PROBLEM — Every record below should be printed exactly as given.

EXCERPTED DATA —
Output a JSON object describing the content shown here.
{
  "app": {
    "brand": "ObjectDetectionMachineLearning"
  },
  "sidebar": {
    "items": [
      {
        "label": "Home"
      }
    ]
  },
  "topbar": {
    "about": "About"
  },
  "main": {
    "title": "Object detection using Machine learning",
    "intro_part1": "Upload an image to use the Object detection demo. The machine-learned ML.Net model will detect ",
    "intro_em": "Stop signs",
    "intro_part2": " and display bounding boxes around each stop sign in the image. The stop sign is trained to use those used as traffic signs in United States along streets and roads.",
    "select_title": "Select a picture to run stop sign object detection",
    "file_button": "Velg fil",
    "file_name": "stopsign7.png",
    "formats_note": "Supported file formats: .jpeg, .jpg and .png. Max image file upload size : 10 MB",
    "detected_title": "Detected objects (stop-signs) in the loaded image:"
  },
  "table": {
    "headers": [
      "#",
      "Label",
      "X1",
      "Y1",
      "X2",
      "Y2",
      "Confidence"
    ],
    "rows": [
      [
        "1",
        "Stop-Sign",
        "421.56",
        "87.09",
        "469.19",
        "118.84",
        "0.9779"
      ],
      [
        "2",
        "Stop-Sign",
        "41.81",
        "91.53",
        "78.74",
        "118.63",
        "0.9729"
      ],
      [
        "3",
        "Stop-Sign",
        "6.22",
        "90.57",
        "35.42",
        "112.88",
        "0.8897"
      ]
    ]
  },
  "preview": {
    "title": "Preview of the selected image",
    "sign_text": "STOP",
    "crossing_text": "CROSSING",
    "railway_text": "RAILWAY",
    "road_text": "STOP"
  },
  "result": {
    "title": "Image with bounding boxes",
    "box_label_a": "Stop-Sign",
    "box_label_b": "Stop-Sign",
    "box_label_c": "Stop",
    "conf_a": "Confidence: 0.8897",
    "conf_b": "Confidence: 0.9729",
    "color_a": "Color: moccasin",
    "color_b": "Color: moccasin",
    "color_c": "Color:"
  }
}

TASK RESULT —
Output a JSON object describing the content shown here.
{
  "app": {
    "brand": "ObjectDetectionMachineLearning"
  },
  "sidebar": {
    "items": [
      {
        "label": "Home"
      }
    ]
  },
  "topbar": {
    "about": "About"
  },
  "main": {
    "title": "Object detection using Machine learning",
    "intro_part1": "Upload an image to use the Object detection demo. The machine-learned ML.Net model will detect ",
    "intro_em": "Stop signs",
    "intro_part2": " and display bounding boxes around each stop sign in the image. The stop sign is trained to use those used as traffic signs in United States along streets and roads.",
    "select_title": "Select a picture to run stop sign object detection",
    "file_button": "Velg fil",
    "file_name": "stopsign7.png",
    "formats_note": "Supported file formats: .jpeg, .jpg and .png. Max image file upload size : 10 MB",
    "detected_title": "Detected objects (stop-signs) in the loaded image:"
  },
  "table": {
    "headers": [
      "#",
      "Label",
      "X1",
      "Y1",
      "X2",
      "Y2",
      "Confidence"
    ],
    "rows": [
      [
        "1",
        "Stop-Sign",
        "421.56",
        "87.09",
        "469.19",
        "118.84",
        "0.9779"
      ],
      [
        "2",
        "Stop-Sign",
        "41.81",
        "91.53",
        "78.74",
        "118.63",
        "0.9729"
      ],
      [
        "3",
        "Stop-Sign",
        "6.22",
        "90.57",
        "35.42",
        "112.88",
        "0.8897"
      ]
    ]
  },
  "preview": {
    "title": "Preview of the selected image",
    "sign_text": "STOP",
    "crossing_text": "CROSSING",
    "railway_text": "RAILWAY",
    "road_text": "STOP"
  },
  "result": {
    "title": "Image with bounding boxes",
    "box_label_a": "Stop-Sign",
    "box_label_b": "Stop-Sign",
    "box_label_c": "Stop",
    "conf_a": "Confidence: 0.8897",
    "conf_b": "Confidence: 0.9729",
    "color_a": "Color: moccasin",
    "color_b": "Color: moccasin",
    "color_c": "Color:"
  }
}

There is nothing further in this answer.